+++ Data shown +++

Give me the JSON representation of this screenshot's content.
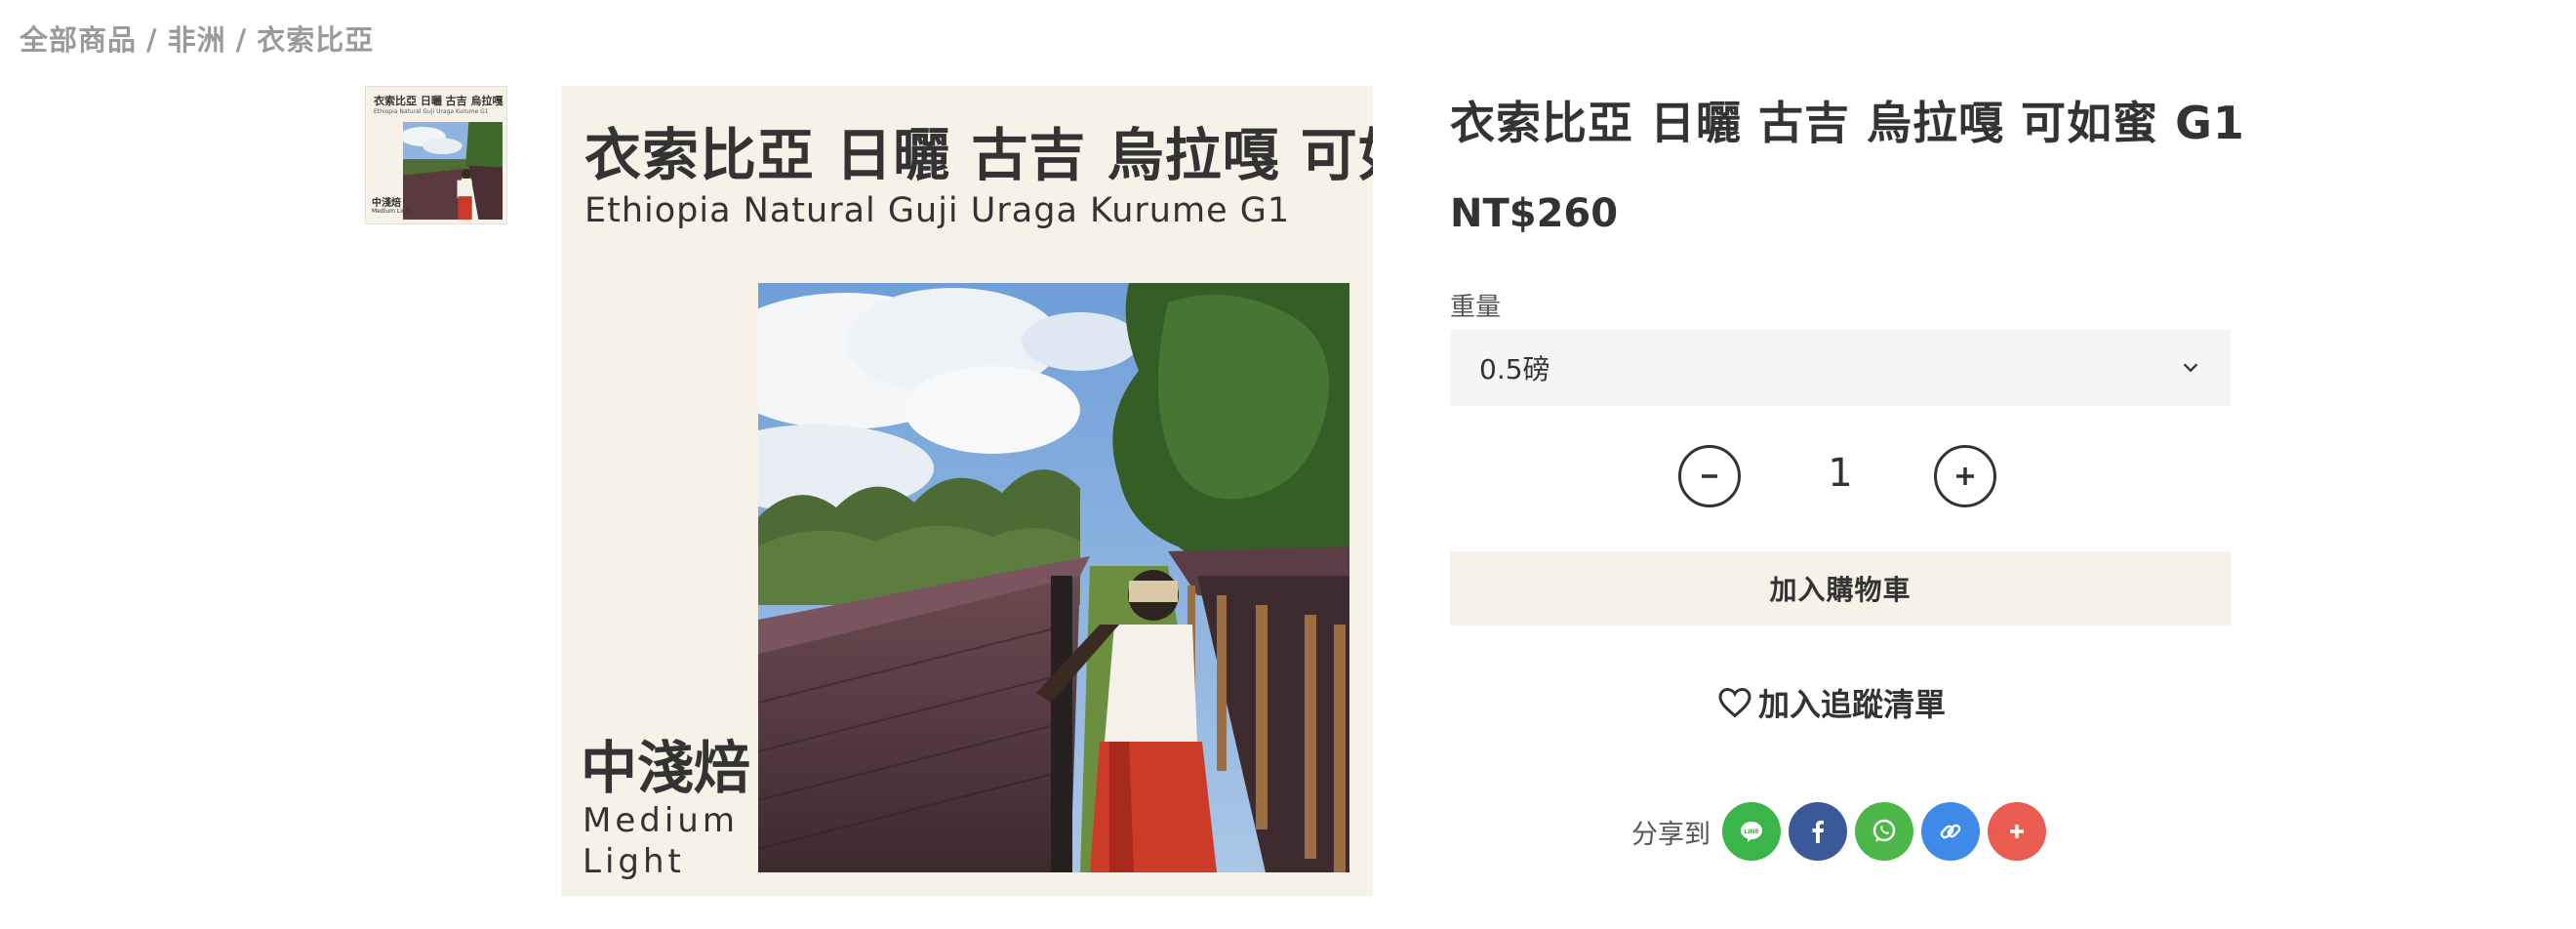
{
  "breadcrumb": {
    "items": [
      "全部商品",
      "非洲",
      "衣索比亞"
    ],
    "separator": "/"
  },
  "product_image": {
    "title_cn": "衣索比亞 日曬 古吉 烏拉嘎 可如蜜",
    "title_en": "Ethiopia Natural Guji Uraga Kurume G1",
    "roast_cn": "中淺焙",
    "roast_en": "Medium Light"
  },
  "thumbnail": {
    "title_cn": "衣索比亞 日曬 古吉 烏拉嘎 可如蜜",
    "title_en": "Ethiopia Natural Guji Uraga Kurume G1",
    "roast_cn": "中淺焙",
    "roast_en": "Medium Light"
  },
  "product": {
    "title": "衣索比亞 日曬 古吉 烏拉嘎 可如蜜 G1",
    "price": "NT$260"
  },
  "weight": {
    "label": "重量",
    "selected": "0.5磅"
  },
  "quantity": {
    "value": "1"
  },
  "actions": {
    "add_to_cart": "加入購物車",
    "wishlist": "加入追蹤清單"
  },
  "share": {
    "label": "分享到",
    "buttons": [
      {
        "name": "line",
        "icon": "line-icon",
        "color": "#3ab549"
      },
      {
        "name": "facebook",
        "icon": "facebook-icon",
        "color": "#3b5998"
      },
      {
        "name": "whatsapp",
        "icon": "whatsapp-icon",
        "color": "#4cb748"
      },
      {
        "name": "copy-link",
        "icon": "link-icon",
        "color": "#3d8ae8"
      },
      {
        "name": "more",
        "icon": "plus-icon",
        "color": "#e95c4f"
      }
    ]
  },
  "colors": {
    "beige": "#f6f2e8",
    "select_bg": "#f5f5f5",
    "text": "#333333",
    "muted": "#9a9a9a"
  }
}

+++

To be done ▸ Every record above should be written out again exactly; the pictures stay out of the copy.

Task answer ▸
Give me the JSON representation of this screenshot's content.
{
  "breadcrumb": {
    "items": [
      "全部商品",
      "非洲",
      "衣索比亞"
    ],
    "separator": "/"
  },
  "product_image": {
    "title_cn": "衣索比亞 日曬 古吉 烏拉嘎 可如蜜",
    "title_en": "Ethiopia Natural Guji Uraga Kurume G1",
    "roast_cn": "中淺焙",
    "roast_en": "Medium Light"
  },
  "thumbnail": {
    "title_cn": "衣索比亞 日曬 古吉 烏拉嘎 可如蜜",
    "title_en": "Ethiopia Natural Guji Uraga Kurume G1",
    "roast_cn": "中淺焙",
    "roast_en": "Medium Light"
  },
  "product": {
    "title": "衣索比亞 日曬 古吉 烏拉嘎 可如蜜 G1",
    "price": "NT$260"
  },
  "weight": {
    "label": "重量",
    "selected": "0.5磅"
  },
  "quantity": {
    "value": "1"
  },
  "actions": {
    "add_to_cart": "加入購物車",
    "wishlist": "加入追蹤清單"
  },
  "share": {
    "label": "分享到",
    "buttons": [
      {
        "name": "line",
        "icon": "line-icon",
        "color": "#3ab549"
      },
      {
        "name": "facebook",
        "icon": "facebook-icon",
        "color": "#3b5998"
      },
      {
        "name": "whatsapp",
        "icon": "whatsapp-icon",
        "color": "#4cb748"
      },
      {
        "name": "copy-link",
        "icon": "link-icon",
        "color": "#3d8ae8"
      },
      {
        "name": "more",
        "icon": "plus-icon",
        "color": "#e95c4f"
      }
    ]
  },
  "colors": {
    "beige": "#f6f2e8",
    "select_bg": "#f5f5f5",
    "text": "#333333",
    "muted": "#9a9a9a"
  }
}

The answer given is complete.